Required task:
Go through the listing below and gather every line with the word "minerals".

Given information:
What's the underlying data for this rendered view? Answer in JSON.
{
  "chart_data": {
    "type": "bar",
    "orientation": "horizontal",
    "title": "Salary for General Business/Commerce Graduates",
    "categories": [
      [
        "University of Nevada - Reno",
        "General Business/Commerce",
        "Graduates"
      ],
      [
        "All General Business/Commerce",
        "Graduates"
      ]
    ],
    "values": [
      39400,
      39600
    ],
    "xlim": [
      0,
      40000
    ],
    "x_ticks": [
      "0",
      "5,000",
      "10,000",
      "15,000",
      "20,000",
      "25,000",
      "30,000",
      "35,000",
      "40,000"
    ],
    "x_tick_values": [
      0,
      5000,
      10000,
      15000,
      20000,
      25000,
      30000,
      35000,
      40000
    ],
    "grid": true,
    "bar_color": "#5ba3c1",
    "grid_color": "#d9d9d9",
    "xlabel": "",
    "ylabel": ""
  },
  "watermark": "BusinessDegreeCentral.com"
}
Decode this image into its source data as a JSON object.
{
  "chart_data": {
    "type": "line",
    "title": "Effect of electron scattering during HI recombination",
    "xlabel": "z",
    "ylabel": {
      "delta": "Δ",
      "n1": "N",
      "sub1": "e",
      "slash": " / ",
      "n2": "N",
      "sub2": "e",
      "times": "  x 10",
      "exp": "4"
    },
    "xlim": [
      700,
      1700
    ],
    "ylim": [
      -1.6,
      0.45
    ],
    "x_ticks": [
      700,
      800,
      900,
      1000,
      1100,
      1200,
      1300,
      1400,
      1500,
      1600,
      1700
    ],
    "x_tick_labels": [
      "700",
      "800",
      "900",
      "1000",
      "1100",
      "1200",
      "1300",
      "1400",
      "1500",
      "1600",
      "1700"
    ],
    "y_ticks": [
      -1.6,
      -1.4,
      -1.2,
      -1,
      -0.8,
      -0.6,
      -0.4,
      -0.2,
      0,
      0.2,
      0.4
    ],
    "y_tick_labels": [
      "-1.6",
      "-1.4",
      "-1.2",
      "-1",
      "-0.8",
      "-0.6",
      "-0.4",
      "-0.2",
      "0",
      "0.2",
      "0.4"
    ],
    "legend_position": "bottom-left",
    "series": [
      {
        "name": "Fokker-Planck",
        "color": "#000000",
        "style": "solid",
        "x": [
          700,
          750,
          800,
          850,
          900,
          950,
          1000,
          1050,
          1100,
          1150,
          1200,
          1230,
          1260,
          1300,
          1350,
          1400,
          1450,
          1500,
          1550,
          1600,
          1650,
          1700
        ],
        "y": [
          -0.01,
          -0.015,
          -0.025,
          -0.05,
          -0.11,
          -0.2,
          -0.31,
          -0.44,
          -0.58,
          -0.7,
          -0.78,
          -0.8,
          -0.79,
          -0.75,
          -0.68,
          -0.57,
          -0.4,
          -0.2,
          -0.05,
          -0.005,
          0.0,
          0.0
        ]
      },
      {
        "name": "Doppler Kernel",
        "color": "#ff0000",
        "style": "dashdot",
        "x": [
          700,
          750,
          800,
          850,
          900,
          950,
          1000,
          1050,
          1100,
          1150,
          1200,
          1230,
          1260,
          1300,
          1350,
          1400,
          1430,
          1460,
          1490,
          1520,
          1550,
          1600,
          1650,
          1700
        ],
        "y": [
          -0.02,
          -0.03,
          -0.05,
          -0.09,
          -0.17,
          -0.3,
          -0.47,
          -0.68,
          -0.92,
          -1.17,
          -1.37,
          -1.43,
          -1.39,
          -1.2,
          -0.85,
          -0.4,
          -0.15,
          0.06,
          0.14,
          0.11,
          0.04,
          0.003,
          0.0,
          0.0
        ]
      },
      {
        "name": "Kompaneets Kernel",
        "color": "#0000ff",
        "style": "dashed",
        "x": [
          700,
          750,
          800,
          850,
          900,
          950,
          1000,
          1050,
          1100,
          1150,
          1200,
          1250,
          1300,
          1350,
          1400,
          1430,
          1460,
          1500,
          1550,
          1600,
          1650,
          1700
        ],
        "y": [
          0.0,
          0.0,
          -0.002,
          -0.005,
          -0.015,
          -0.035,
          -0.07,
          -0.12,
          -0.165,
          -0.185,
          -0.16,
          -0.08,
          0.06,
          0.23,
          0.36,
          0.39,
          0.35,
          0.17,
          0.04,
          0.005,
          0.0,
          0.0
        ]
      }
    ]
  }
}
--
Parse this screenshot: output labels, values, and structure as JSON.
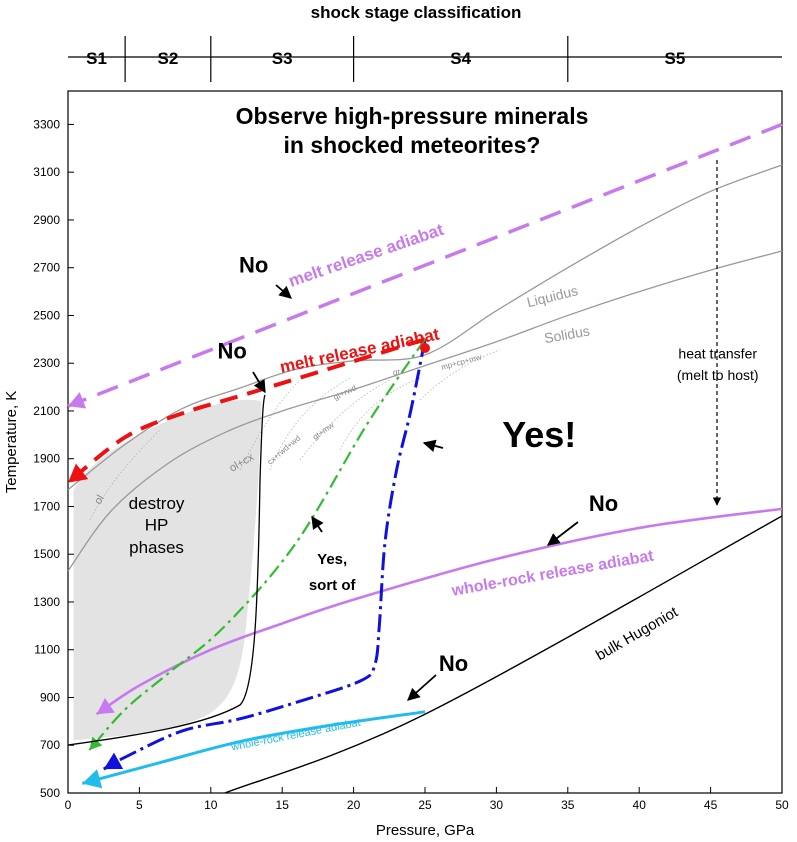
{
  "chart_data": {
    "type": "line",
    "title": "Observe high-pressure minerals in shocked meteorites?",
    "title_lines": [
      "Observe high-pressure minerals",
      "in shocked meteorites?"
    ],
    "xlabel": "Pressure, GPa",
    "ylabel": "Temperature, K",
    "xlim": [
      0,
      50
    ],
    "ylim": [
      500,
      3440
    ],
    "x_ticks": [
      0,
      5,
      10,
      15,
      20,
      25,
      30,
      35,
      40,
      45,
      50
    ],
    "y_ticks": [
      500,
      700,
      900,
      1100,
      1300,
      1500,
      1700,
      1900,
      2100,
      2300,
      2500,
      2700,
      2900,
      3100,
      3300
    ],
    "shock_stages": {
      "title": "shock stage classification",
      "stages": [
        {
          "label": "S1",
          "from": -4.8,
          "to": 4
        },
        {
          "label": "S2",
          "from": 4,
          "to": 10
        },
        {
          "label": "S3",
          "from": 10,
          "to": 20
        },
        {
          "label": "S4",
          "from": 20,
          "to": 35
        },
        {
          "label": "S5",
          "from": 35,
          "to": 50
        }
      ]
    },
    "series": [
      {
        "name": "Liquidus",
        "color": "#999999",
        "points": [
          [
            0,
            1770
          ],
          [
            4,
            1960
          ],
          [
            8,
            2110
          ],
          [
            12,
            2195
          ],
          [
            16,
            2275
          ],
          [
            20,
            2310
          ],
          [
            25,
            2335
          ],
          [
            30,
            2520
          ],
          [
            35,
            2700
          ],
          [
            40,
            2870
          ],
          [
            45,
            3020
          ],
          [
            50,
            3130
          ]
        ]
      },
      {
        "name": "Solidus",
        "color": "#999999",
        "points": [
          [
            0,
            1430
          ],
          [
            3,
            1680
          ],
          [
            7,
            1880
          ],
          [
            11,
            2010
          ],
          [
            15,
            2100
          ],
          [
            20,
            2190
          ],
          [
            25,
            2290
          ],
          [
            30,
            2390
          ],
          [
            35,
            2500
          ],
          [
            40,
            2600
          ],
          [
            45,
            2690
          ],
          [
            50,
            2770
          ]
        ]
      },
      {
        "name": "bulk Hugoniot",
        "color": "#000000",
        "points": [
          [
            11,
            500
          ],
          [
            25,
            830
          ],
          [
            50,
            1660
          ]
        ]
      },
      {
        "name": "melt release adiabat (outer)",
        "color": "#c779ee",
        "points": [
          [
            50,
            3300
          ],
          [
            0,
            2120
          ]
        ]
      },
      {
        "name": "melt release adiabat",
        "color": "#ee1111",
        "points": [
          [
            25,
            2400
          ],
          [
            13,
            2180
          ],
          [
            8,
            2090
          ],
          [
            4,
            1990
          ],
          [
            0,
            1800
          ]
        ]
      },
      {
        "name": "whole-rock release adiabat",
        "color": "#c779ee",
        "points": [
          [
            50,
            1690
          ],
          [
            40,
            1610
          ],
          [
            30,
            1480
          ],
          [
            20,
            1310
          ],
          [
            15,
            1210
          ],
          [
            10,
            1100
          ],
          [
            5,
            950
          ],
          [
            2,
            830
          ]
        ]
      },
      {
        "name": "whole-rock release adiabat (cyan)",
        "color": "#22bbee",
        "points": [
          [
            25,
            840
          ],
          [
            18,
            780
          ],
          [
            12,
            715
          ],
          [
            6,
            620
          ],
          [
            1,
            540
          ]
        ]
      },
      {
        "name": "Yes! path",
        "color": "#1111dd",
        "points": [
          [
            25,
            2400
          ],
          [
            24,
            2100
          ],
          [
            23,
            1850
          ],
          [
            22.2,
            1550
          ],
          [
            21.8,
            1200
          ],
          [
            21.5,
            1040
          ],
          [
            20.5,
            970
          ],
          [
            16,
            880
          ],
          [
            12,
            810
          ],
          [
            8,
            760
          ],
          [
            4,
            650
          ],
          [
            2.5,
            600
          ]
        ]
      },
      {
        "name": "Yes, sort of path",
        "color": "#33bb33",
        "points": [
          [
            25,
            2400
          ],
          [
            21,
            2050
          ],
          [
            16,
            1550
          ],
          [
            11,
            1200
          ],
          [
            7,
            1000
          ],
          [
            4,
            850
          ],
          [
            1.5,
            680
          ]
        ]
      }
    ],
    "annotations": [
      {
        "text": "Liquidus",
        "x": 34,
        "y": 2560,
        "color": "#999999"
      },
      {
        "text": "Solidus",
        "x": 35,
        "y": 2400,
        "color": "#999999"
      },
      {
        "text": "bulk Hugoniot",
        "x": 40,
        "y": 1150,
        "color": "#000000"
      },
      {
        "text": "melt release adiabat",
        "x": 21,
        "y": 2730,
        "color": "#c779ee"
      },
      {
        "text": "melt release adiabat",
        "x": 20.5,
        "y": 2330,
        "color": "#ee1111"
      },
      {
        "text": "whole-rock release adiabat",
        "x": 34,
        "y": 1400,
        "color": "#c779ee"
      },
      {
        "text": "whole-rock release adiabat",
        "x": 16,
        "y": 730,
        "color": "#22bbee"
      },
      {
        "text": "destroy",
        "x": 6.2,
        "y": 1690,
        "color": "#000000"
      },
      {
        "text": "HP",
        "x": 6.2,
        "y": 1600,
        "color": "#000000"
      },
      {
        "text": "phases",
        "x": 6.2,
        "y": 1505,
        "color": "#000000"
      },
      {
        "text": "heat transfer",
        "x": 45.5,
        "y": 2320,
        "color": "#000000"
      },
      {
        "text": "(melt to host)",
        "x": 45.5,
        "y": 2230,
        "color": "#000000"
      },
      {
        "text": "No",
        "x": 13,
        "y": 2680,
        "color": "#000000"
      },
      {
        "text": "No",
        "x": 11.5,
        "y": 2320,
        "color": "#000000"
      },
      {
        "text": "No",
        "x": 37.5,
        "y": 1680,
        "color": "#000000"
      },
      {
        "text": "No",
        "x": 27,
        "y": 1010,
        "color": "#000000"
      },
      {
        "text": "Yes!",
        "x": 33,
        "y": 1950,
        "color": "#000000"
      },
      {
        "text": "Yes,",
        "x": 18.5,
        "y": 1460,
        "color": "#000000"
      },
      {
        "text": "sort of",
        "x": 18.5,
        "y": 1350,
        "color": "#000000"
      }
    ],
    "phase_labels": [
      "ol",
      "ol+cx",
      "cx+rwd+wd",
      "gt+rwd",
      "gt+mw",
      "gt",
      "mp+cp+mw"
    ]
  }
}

Exercise result:
    "title": "Observe high-pressure minerals in shocked meteorites?",
      "Observe high-pressure minerals",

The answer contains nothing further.